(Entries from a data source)

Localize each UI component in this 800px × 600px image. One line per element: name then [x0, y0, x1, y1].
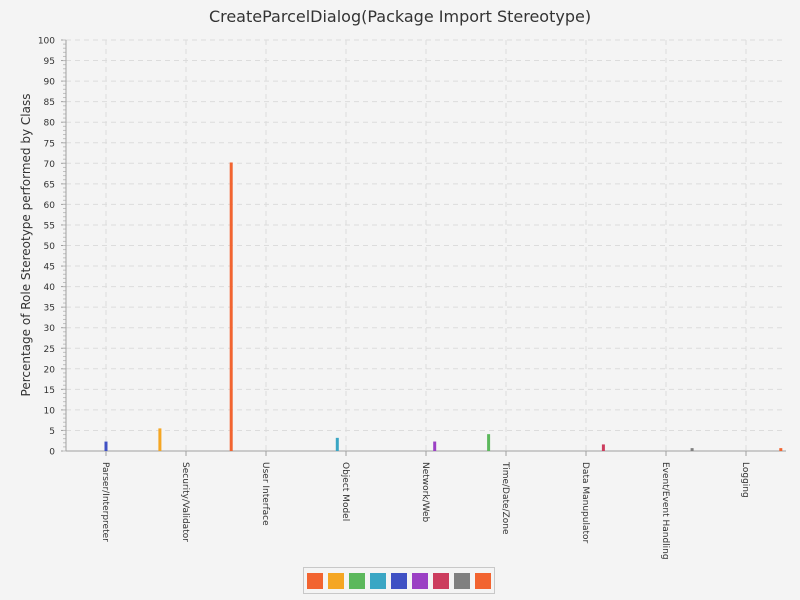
legend-swatch	[307, 572, 323, 589]
y-tick-label: 80	[44, 119, 56, 129]
y-tick-label: 0	[49, 448, 55, 458]
legend-swatch	[328, 572, 344, 589]
y-tick-label: 75	[44, 139, 55, 149]
y-tick-label: 85	[44, 98, 55, 108]
y-tick-label: 45	[44, 263, 55, 273]
x-tick-label: Data Manupulator	[580, 462, 590, 544]
y-tick-label: 60	[44, 201, 56, 211]
legend-swatch	[454, 572, 470, 589]
legend-swatch	[433, 572, 449, 589]
y-tick-label: 65	[44, 180, 55, 190]
y-tick-label: 35	[44, 304, 55, 314]
legend-swatch	[370, 572, 386, 589]
x-tick-label: Time/Date/Zone	[500, 461, 510, 535]
legend-swatch	[391, 572, 407, 589]
y-tick-label: 15	[44, 386, 55, 396]
bar	[601, 444, 605, 451]
x-tick-label: Event/Event Handling	[660, 462, 670, 560]
bar-chart: 0 5 10 15 20 25 30 35 40 45 50 55 60 65 70 75 80 85 90 95 10…	[38, 37, 786, 560]
bar	[229, 162, 233, 451]
bar	[779, 448, 783, 451]
legend-swatch	[475, 572, 491, 589]
y-tick-label: 70	[44, 160, 56, 170]
chart-title: CreateParcelDialog(Package Import Stereo…	[208, 7, 592, 26]
legend	[303, 567, 495, 594]
y-tick-label: 55	[44, 221, 55, 231]
bar	[433, 441, 437, 451]
bar	[335, 437, 339, 451]
x-tick-label: Network/Web	[420, 462, 430, 523]
x-tick-label: Parser/Interpreter	[100, 462, 110, 542]
y-tick-label: 50	[44, 242, 56, 252]
bar	[158, 428, 162, 451]
bar	[104, 441, 108, 451]
x-tick-label: Object Model	[340, 462, 350, 521]
legend-swatch	[349, 572, 365, 589]
x-tick-label: Logging	[740, 462, 750, 498]
y-tick-label: 100	[38, 37, 55, 47]
x-tick-label: Security/Validator	[180, 462, 190, 542]
legend-swatch	[412, 572, 428, 589]
y-tick-label: 20	[44, 365, 56, 375]
y-tick-label: 95	[44, 57, 55, 67]
bar	[487, 434, 491, 451]
y-tick-label: 10	[44, 406, 56, 416]
x-tick-label: User Interface	[260, 462, 270, 526]
y-tick-label: 5	[49, 427, 55, 437]
bar	[690, 448, 694, 451]
y-tick-label: 30	[44, 324, 56, 334]
y-tick-label: 25	[44, 345, 55, 355]
y-tick-label: 40	[44, 283, 56, 293]
y-tick-label: 90	[44, 78, 56, 88]
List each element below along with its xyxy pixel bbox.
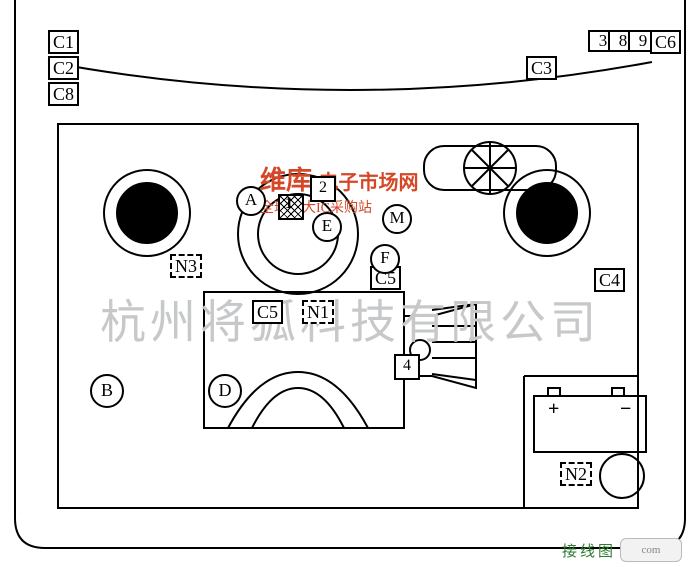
connector-c8: C8 bbox=[48, 82, 79, 106]
tag-2: 2 bbox=[310, 176, 336, 202]
node-n2: N2 bbox=[560, 462, 592, 486]
callout-d: D bbox=[208, 374, 242, 408]
connector-c1: C1 bbox=[48, 30, 79, 54]
mount-left bbox=[104, 170, 190, 256]
callout-e: E bbox=[312, 212, 342, 242]
connector-c4: C4 bbox=[594, 268, 625, 292]
mount-right bbox=[504, 170, 590, 256]
connector-c3: C3 bbox=[526, 56, 557, 80]
connector-c2: C2 bbox=[48, 56, 79, 80]
node-n1: N1 bbox=[302, 300, 334, 324]
diagram-canvas: 杭州将狐科技有限公司 维库 电子市场网 全球最大IC采购站 C1 C2 C8 C… bbox=[0, 0, 700, 567]
watermark-weiku-line1: 维库 bbox=[260, 166, 312, 195]
callout-b: B bbox=[90, 374, 124, 408]
node-n3: N3 bbox=[170, 254, 202, 278]
callout-m: M bbox=[382, 204, 412, 234]
harness-sweep bbox=[48, 62, 652, 90]
callout-f: F bbox=[370, 244, 400, 274]
callout-a: A bbox=[236, 186, 266, 216]
tag-4: 4 bbox=[394, 354, 420, 380]
battery-minus: − bbox=[620, 398, 631, 421]
battery-plus: + bbox=[548, 398, 559, 421]
connector-c6: C6 bbox=[650, 30, 681, 54]
tag-1-label: 1 bbox=[278, 194, 300, 216]
connector-c5-left: C5 bbox=[252, 300, 283, 324]
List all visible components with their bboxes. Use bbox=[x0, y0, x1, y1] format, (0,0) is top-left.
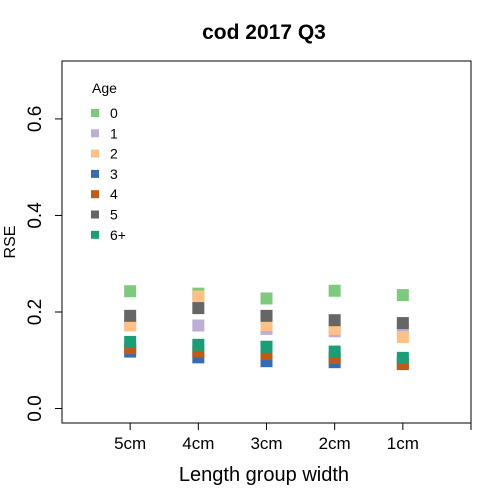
point-age-0 bbox=[328, 284, 341, 297]
y-axis-title: RSE bbox=[2, 226, 19, 259]
point-age-6plus bbox=[260, 340, 273, 353]
legend-swatch bbox=[91, 230, 99, 239]
y-axis: 0.0 0.2 0.4 0.6 bbox=[25, 106, 62, 422]
point-age-5 bbox=[396, 317, 409, 330]
point-age-2 bbox=[124, 319, 137, 332]
point-age-5 bbox=[124, 309, 137, 322]
x-axis: 5cm 4cm 3cm 2cm 1cm bbox=[114, 423, 472, 453]
point-age-5 bbox=[328, 314, 341, 327]
legend: Age 0 1 2 3 4 5 6+ bbox=[91, 80, 126, 243]
legend-label: 1 bbox=[110, 125, 118, 141]
point-age-0 bbox=[396, 289, 409, 302]
legend-label: 6+ bbox=[110, 227, 126, 243]
point-age-0 bbox=[260, 292, 273, 305]
legend-swatch bbox=[91, 129, 99, 138]
data-points bbox=[124, 284, 409, 371]
point-age-0 bbox=[124, 285, 137, 298]
point-age-6plus bbox=[396, 351, 409, 364]
y-tick-label: 0.4 bbox=[25, 202, 46, 229]
legend-title: Age bbox=[92, 80, 117, 96]
point-age-4 bbox=[124, 342, 137, 355]
x-tick-label: 1cm bbox=[387, 434, 419, 453]
point-age-6plus bbox=[124, 335, 137, 348]
y-tick-label: 0.2 bbox=[25, 299, 46, 325]
y-tick-label: 0.0 bbox=[25, 395, 46, 421]
legend-swatch bbox=[91, 169, 99, 178]
x-axis-title: Length group width bbox=[179, 464, 349, 486]
point-age-2 bbox=[260, 319, 273, 332]
legend-label: 0 bbox=[110, 105, 118, 121]
x-tick-label: 3cm bbox=[250, 434, 282, 453]
x-tick-label: 5cm bbox=[114, 434, 146, 453]
legend-label: 5 bbox=[110, 207, 118, 223]
point-age-6plus bbox=[192, 338, 205, 351]
legend-swatch bbox=[91, 210, 99, 219]
point-age-6plus bbox=[328, 345, 341, 358]
point-age-5 bbox=[192, 302, 205, 315]
point-age-5 bbox=[260, 309, 273, 322]
legend-swatch bbox=[91, 149, 99, 158]
legend-swatch bbox=[91, 190, 99, 199]
legend-label: 2 bbox=[110, 146, 118, 162]
chart-title: cod 2017 Q3 bbox=[202, 21, 326, 44]
point-age-1 bbox=[192, 319, 205, 332]
y-tick-label: 0.6 bbox=[25, 106, 46, 132]
point-age-2 bbox=[192, 290, 205, 303]
legend-label: 3 bbox=[110, 166, 118, 182]
x-tick-label: 4cm bbox=[182, 434, 214, 453]
legend-label: 4 bbox=[110, 186, 118, 202]
legend-swatch bbox=[91, 109, 99, 117]
x-tick-label: 2cm bbox=[319, 434, 351, 453]
point-age-2 bbox=[396, 331, 409, 344]
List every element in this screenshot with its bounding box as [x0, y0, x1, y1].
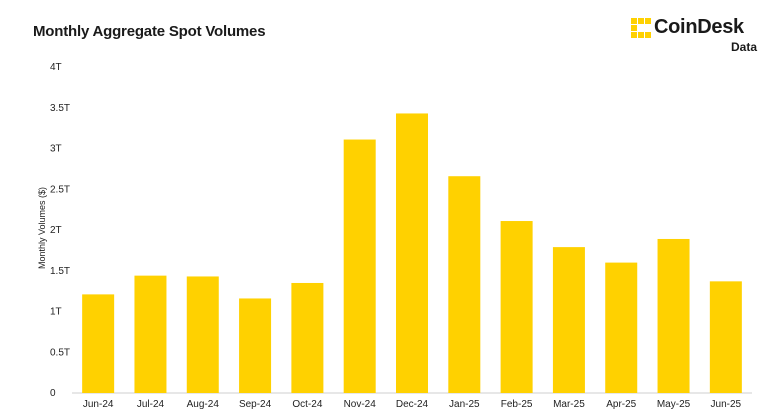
x-axis-ticks: Jun-24 Jul-24 Aug-24 Sep-24 Oct-24 Nov-24 Dec-…	[83, 399, 742, 410]
y-tick-label: 1T	[50, 307, 62, 318]
y-tick-label: 0	[50, 388, 56, 399]
bar-may-25	[657, 238, 690, 393]
bar-nov-24	[343, 139, 376, 393]
y-tick-label: 0.5T	[50, 347, 70, 358]
logo-sub: Data	[730, 40, 757, 54]
x-tick-label: Jun-24	[83, 399, 114, 410]
bars-group	[82, 113, 742, 393]
y-tick-label: 2.5T	[50, 184, 70, 195]
chart-title: Monthly Aggregate Spot Volumes	[33, 23, 266, 40]
bar-dec-24	[396, 113, 428, 393]
y-axis-ticks: 0 0.5T 1T 1.5T 2T 2.5T 3T 3.5T 4T	[50, 62, 70, 399]
bar-aug-24	[186, 276, 219, 393]
bar-sep-24	[239, 298, 272, 393]
x-tick-label: Apr-25	[606, 399, 636, 410]
x-tick-label: May-25	[657, 399, 691, 410]
x-tick-label: Sep-24	[239, 399, 272, 410]
x-tick-label: Jun-25	[711, 399, 742, 410]
bar-mar-25	[552, 247, 585, 393]
x-tick-label: Jul-24	[137, 399, 165, 410]
bar-jul-24	[134, 275, 167, 393]
logo-name: CoinDesk	[654, 16, 744, 38]
bar-jun-24	[82, 294, 115, 393]
y-tick-label: 2T	[50, 225, 62, 236]
x-tick-label: Jan-25	[449, 399, 480, 410]
y-tick-label: 3.5T	[50, 103, 70, 114]
y-tick-label: 4T	[50, 62, 62, 73]
x-tick-label: Dec-24	[396, 399, 429, 410]
x-tick-label: Nov-24	[344, 399, 377, 410]
y-tick-label: 1.5T	[50, 266, 70, 277]
y-tick-label: 3T	[50, 144, 62, 155]
y-axis-title: Monthly Volumes ($)	[37, 187, 47, 269]
bar-feb-25	[500, 221, 533, 393]
bar-oct-24	[291, 282, 324, 393]
bar-jun-25	[709, 281, 742, 393]
bar-apr-25	[605, 262, 638, 393]
x-tick-label: Aug-24	[187, 399, 220, 410]
x-tick-label: Mar-25	[553, 399, 585, 410]
x-tick-label: Feb-25	[501, 399, 533, 410]
coindesk-data-logo: CoinDesk Data	[627, 16, 757, 56]
bar-jan-25	[448, 176, 481, 393]
x-tick-label: Oct-24	[292, 399, 322, 410]
coindesk-mark-icon	[631, 18, 651, 38]
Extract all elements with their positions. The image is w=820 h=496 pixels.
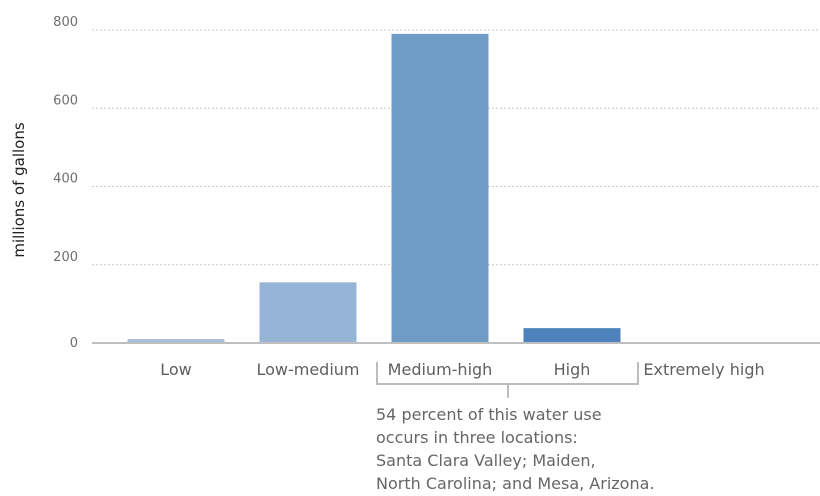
annotation-line: 54 percent of this water use xyxy=(376,405,602,424)
x-category-label: High xyxy=(554,360,591,379)
y-tick-label: 200 xyxy=(53,250,78,265)
bar xyxy=(524,328,621,343)
annotation-line: occurs in three locations: xyxy=(376,428,578,447)
bar xyxy=(392,34,489,343)
annotation-line: Santa Clara Valley; Maiden, xyxy=(376,451,596,470)
annotation-line: North Carolina; and Mesa, Arizona. xyxy=(376,474,654,493)
y-tick-label: 400 xyxy=(53,172,78,187)
y-tick-label: 800 xyxy=(53,15,78,30)
y-tick-label: 600 xyxy=(53,93,78,108)
bar xyxy=(260,282,357,343)
x-category-label: Medium-high xyxy=(388,360,493,379)
x-category-label: Low-medium xyxy=(256,360,359,379)
x-axis-categories: Low Low-medium Medium-high High Extremely hi… xyxy=(160,360,764,379)
x-category-label: Extremely high xyxy=(643,360,764,379)
x-category-label: Low xyxy=(160,360,192,379)
annotation-text: 54 percent of this water use occurs in t… xyxy=(376,405,654,493)
y-axis-ticks: 0 200 400 600 800 xyxy=(53,15,78,351)
y-axis-label: millions of gallons xyxy=(10,122,28,258)
bars xyxy=(128,34,621,343)
y-tick-label: 0 xyxy=(70,336,78,351)
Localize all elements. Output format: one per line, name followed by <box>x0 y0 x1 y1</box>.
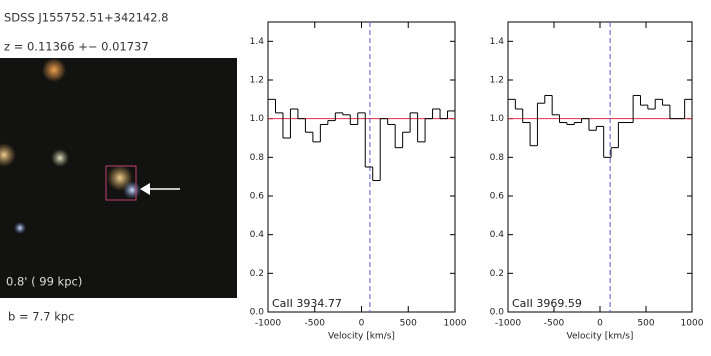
y-tick-label: 1.2 <box>490 76 504 86</box>
redshift: z = 0.11366 +− 0.01737 <box>4 40 149 54</box>
object-name: SDSS J155752.51+342142.8 <box>4 11 169 25</box>
sky-image <box>0 58 237 298</box>
x-tick-label: -500 <box>305 319 326 329</box>
x-tick-label: 0 <box>597 319 603 329</box>
plot-frame <box>267 21 456 313</box>
x-tick-label: 500 <box>400 319 417 329</box>
x-tick-label: 1000 <box>681 319 704 329</box>
scale-label: 0.8' ( 99 kpc) <box>6 275 82 289</box>
x-tick-label: 0 <box>359 319 365 329</box>
line-label: CaII 3934.77 <box>272 297 342 310</box>
y-tick-label: 0.2 <box>490 269 504 279</box>
x-axis-label: Velocity [km/s] <box>567 332 634 342</box>
x-tick-label: -1000 <box>255 319 281 329</box>
x-axis-label: Velocity [km/s] <box>328 332 395 342</box>
y-tick-label: 0.4 <box>250 230 265 240</box>
impact-parameter: b = 7.7 kpc <box>8 310 74 324</box>
y-tick-label: 1.0 <box>250 114 265 124</box>
y-tick-label: 0.0 <box>490 308 505 318</box>
y-tick-label: 0.0 <box>250 308 265 318</box>
plot-frame <box>507 21 693 313</box>
y-tick-label: 0.2 <box>250 269 264 279</box>
y-tick-label: 1.2 <box>250 76 264 86</box>
y-tick-label: 0.8 <box>250 153 265 163</box>
x-tick-label: 500 <box>637 319 654 329</box>
y-tick-label: 1.4 <box>250 37 265 47</box>
line-label: CaII 3969.59 <box>512 297 582 310</box>
y-tick-label: 1.4 <box>490 37 505 47</box>
y-tick-label: 0.6 <box>250 192 265 202</box>
y-tick-label: 0.8 <box>490 153 505 163</box>
y-tick-label: 0.4 <box>490 230 505 240</box>
x-tick-label: -1000 <box>495 319 521 329</box>
x-tick-label: 1000 <box>444 319 467 329</box>
y-tick-label: 1.0 <box>490 114 505 124</box>
y-tick-label: 0.6 <box>490 192 505 202</box>
x-tick-label: -500 <box>544 319 565 329</box>
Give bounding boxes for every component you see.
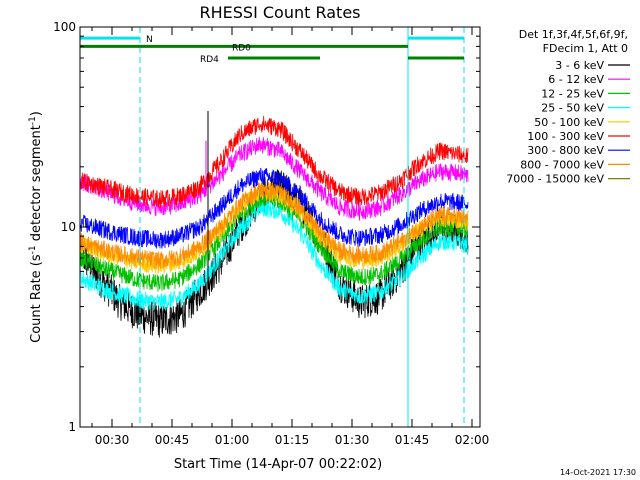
x-tick-label: 01:45: [395, 433, 430, 447]
legend-entry-label: 25 - 50 keV: [541, 102, 604, 115]
y-axis-label: Count Rate (s-1 detector segment-1): [28, 111, 44, 343]
data-layer: [79, 111, 469, 338]
x-tick-label: 00:45: [155, 433, 190, 447]
y-axis-label-part1: Count Rate (s: [29, 254, 44, 343]
y-axis-label-sup2: -1: [28, 116, 38, 125]
footer-timestamp: 14-Oct-2021 17:30: [560, 468, 636, 477]
series-trace: [79, 136, 469, 221]
series-trace: [79, 181, 469, 271]
state-bar-label: N: [146, 35, 153, 45]
axis-layer: 1 10 100 00:30 00:45 01:00 01:15 01:30 01:45 02:0…: [53, 20, 489, 447]
series-trace: [79, 199, 469, 311]
legend-entry-label: 100 - 300 keV: [527, 130, 604, 143]
y-axis-label-part2: detector segment: [29, 125, 44, 245]
legend-header-line: FDecim 1, Att 0: [543, 42, 628, 55]
chart-title: RHESSI Count Rates: [200, 3, 361, 22]
legend-entry-label: 6 - 12 keV: [548, 73, 604, 86]
state-bar-label: RD0: [232, 43, 251, 53]
legend-entry-label: 3 - 6 keV: [555, 59, 604, 72]
legend-entry-label: 50 - 100 keV: [534, 116, 604, 129]
x-tick-label: 01:00: [215, 433, 250, 447]
x-axis-label: Start Time (14-Apr-07 00:22:02): [174, 457, 382, 472]
x-tick-label: 00:30: [95, 433, 130, 447]
y-axis-label-sup1: -1: [28, 245, 38, 254]
legend-entry-label: 7000 - 15000 keV: [506, 173, 604, 186]
legend-entry-label: 12 - 25 keV: [541, 87, 604, 100]
y-tick-label: 1: [68, 420, 76, 434]
x-tick-label: 01:15: [275, 433, 310, 447]
series-trace: [79, 189, 469, 292]
state-bar-label: RD4: [200, 55, 219, 65]
y-tick-label: 10: [61, 220, 76, 234]
legend-entry-label: 300 - 800 keV: [527, 144, 604, 157]
series-trace: [79, 115, 469, 208]
y-axis-label-part3: ): [29, 111, 44, 116]
x-tick-label: 01:30: [335, 433, 370, 447]
legend-entry-label: 800 - 7000 keV: [520, 158, 604, 171]
y-tick-label: 100: [53, 20, 76, 34]
legend-header-line: Det 1f,3f,4f,5f,6f,9f,: [519, 28, 628, 41]
legend: Det 1f,3f,4f,5f,6f,9f,FDecim 1, Att 0 3 -…: [506, 28, 630, 186]
x-tick-label: 02:00: [455, 433, 490, 447]
series-trace: [79, 167, 469, 249]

_Written problem_:
Find every line in the entries above that contains the word "Extremely" and copy each of those lines in full.

_The solution_:
x-axis-categories: Low Low-medium Medium-high High Extremely hi… xyxy=(160,360,764,379)
x-category-label: Extremely high xyxy=(643,360,764,379)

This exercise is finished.